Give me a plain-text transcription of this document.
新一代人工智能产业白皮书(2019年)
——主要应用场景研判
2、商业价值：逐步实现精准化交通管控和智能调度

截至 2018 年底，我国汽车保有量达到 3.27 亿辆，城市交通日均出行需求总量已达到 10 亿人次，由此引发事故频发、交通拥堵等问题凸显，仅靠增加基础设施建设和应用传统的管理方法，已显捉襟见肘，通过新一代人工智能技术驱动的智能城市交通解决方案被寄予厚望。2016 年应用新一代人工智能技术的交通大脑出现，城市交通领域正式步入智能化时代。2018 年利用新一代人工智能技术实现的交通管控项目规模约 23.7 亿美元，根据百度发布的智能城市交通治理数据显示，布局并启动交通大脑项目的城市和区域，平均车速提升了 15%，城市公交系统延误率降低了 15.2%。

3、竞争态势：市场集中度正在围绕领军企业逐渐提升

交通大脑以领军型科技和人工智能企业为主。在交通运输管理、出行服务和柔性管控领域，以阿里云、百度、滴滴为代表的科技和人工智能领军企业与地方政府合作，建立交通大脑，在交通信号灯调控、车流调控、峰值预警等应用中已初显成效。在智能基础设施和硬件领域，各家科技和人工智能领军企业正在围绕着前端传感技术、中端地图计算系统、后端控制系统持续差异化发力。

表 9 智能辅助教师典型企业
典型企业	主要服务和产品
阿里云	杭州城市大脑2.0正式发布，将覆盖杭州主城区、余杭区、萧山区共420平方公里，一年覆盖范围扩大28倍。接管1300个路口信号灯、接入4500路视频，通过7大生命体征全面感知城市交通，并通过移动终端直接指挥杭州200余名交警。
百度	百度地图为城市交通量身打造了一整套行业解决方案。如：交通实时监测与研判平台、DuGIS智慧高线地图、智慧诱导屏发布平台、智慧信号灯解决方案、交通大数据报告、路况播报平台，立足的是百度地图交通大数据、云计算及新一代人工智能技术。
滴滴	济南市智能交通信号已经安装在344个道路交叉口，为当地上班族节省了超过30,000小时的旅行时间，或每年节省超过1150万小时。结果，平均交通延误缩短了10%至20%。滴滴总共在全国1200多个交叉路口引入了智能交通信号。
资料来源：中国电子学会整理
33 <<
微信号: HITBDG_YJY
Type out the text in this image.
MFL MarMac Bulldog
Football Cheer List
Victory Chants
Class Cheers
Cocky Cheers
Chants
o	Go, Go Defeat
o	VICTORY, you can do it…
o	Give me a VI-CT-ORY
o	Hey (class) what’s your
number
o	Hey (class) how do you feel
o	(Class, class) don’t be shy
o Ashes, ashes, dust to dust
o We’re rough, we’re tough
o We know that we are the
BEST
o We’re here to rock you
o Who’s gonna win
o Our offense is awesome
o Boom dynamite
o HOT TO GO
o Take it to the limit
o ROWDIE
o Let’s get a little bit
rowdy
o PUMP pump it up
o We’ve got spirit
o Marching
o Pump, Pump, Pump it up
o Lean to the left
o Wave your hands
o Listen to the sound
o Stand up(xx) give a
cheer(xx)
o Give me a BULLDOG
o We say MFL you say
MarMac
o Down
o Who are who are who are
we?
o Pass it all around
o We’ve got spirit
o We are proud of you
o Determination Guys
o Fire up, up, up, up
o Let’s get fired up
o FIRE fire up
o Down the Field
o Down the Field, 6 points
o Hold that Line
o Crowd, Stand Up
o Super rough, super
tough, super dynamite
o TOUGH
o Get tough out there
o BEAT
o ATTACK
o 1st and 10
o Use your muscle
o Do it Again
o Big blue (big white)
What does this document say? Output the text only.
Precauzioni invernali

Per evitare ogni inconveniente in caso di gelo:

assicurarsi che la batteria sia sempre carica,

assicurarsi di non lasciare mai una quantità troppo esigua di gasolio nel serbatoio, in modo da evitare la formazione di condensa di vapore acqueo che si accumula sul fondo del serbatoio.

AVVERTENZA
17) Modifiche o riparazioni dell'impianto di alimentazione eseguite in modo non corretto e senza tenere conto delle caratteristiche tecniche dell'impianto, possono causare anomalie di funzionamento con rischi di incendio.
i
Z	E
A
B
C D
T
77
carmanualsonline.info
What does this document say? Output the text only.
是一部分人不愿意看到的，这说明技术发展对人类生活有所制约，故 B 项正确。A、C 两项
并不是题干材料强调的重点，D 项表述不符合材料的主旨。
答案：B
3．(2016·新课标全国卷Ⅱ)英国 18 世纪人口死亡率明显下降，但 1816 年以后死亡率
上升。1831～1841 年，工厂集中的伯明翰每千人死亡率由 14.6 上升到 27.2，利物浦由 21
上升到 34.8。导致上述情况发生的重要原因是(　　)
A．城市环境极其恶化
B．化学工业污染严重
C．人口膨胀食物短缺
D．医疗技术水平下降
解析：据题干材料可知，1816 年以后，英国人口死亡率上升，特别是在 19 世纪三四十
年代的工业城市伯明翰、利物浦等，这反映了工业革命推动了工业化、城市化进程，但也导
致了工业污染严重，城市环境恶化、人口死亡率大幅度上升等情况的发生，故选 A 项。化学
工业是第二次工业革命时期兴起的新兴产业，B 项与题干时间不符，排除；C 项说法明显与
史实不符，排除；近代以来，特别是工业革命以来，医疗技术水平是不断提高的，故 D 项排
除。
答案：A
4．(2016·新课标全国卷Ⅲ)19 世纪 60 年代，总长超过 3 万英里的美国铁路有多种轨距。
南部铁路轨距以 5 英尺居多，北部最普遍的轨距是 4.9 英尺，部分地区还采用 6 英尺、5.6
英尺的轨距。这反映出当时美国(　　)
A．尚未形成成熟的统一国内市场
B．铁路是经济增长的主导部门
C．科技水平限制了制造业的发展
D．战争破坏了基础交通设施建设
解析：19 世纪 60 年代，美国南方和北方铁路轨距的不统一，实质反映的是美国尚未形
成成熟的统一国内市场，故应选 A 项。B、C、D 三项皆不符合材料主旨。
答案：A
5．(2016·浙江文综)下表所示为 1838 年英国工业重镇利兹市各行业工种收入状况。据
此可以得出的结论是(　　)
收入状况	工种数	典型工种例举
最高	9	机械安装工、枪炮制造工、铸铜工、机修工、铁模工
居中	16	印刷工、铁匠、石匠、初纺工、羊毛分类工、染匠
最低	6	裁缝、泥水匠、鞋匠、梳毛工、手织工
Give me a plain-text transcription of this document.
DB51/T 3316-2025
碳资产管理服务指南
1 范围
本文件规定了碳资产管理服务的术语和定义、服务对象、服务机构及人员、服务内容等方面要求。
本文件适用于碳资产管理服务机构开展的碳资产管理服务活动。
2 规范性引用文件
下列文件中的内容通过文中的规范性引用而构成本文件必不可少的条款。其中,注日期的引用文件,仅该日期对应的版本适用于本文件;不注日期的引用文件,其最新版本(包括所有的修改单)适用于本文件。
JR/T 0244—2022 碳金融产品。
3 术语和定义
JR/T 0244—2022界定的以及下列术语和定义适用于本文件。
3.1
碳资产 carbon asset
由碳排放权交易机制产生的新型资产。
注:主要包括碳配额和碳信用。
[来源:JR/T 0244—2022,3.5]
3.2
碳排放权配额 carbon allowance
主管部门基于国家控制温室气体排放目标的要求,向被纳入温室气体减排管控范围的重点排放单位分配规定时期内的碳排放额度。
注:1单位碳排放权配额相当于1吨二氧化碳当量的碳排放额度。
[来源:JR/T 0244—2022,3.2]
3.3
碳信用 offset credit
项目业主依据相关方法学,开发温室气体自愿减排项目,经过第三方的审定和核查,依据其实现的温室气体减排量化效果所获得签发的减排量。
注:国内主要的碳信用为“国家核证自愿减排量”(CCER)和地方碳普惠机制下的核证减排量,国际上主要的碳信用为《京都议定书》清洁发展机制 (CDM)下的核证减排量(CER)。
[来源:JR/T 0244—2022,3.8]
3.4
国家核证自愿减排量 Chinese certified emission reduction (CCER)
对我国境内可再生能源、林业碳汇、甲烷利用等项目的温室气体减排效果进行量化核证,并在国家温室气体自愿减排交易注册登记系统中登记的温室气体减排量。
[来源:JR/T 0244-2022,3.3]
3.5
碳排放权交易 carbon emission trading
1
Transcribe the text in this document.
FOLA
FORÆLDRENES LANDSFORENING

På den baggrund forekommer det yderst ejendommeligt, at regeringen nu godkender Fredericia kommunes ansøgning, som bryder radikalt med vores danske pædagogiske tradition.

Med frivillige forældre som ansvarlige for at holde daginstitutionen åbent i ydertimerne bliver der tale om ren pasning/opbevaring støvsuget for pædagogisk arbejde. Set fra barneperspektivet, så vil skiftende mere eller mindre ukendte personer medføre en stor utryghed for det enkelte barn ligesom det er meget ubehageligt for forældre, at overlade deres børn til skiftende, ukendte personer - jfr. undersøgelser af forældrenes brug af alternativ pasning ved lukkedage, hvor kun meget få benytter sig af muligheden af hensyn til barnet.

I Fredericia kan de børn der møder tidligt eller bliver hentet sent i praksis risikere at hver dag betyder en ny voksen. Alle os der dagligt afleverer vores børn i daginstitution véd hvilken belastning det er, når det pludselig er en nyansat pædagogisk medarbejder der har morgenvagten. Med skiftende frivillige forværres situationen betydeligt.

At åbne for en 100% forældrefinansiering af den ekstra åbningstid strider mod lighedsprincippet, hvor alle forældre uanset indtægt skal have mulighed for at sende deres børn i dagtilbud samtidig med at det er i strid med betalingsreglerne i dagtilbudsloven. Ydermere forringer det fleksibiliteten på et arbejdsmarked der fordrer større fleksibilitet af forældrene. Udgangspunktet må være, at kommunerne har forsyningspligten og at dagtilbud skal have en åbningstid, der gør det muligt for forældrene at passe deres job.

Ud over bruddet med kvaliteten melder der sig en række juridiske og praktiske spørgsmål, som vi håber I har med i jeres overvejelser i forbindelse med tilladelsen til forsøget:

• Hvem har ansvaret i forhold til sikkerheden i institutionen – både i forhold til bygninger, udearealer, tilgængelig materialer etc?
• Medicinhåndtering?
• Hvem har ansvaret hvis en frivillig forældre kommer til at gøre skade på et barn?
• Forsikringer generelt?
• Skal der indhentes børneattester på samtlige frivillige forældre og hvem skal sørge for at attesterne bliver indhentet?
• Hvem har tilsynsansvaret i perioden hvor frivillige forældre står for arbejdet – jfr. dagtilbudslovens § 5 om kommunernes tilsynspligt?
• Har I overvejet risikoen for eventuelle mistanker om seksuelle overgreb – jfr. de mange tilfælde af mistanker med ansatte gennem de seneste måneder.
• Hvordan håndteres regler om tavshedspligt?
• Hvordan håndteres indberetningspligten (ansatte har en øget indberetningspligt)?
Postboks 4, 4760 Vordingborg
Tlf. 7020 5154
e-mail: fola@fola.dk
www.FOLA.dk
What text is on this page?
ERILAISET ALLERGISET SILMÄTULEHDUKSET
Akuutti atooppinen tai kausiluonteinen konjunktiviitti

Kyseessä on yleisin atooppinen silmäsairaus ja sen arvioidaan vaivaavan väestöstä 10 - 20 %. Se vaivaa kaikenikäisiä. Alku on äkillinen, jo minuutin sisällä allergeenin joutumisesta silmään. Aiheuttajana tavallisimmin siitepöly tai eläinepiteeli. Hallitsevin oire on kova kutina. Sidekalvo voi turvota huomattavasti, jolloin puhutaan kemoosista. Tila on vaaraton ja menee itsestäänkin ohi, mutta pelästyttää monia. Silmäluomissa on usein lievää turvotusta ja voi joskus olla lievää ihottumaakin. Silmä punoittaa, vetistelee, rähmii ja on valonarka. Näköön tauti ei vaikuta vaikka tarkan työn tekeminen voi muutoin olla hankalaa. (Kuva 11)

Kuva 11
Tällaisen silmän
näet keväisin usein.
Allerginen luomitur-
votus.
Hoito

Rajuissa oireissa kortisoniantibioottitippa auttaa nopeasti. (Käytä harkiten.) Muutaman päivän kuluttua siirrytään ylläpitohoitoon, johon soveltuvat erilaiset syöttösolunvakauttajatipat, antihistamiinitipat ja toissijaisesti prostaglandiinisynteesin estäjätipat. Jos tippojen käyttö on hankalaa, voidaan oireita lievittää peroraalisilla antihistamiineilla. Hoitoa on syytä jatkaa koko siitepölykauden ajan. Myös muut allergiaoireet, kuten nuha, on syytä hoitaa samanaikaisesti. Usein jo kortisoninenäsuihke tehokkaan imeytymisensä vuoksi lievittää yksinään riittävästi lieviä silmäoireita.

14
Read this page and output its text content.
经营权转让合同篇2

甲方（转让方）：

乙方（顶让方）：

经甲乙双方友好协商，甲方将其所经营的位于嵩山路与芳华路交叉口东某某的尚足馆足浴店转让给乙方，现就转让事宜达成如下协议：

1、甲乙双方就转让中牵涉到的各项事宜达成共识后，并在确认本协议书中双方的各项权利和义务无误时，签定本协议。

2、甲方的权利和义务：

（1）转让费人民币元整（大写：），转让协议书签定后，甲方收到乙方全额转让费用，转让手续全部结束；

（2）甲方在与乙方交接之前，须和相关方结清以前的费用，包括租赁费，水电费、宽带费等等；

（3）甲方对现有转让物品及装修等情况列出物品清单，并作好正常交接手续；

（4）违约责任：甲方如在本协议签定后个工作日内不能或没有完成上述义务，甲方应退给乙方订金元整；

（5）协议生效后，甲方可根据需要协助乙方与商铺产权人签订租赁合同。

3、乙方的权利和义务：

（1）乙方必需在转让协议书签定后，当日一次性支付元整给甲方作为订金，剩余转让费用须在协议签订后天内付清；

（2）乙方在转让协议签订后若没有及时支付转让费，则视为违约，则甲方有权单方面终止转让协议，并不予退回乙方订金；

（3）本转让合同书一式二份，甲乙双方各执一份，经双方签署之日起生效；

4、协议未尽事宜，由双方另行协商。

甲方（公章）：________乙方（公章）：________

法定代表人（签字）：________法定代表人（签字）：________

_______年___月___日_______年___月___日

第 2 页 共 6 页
__________________________________________________
Copy out every line in the listing where the word "Hvordan" appears.

• Hvordan håndteres regler om tavshedspligt?
• Hvordan håndteres indberetningspligten (ansatte har en øget indberetningspligt)?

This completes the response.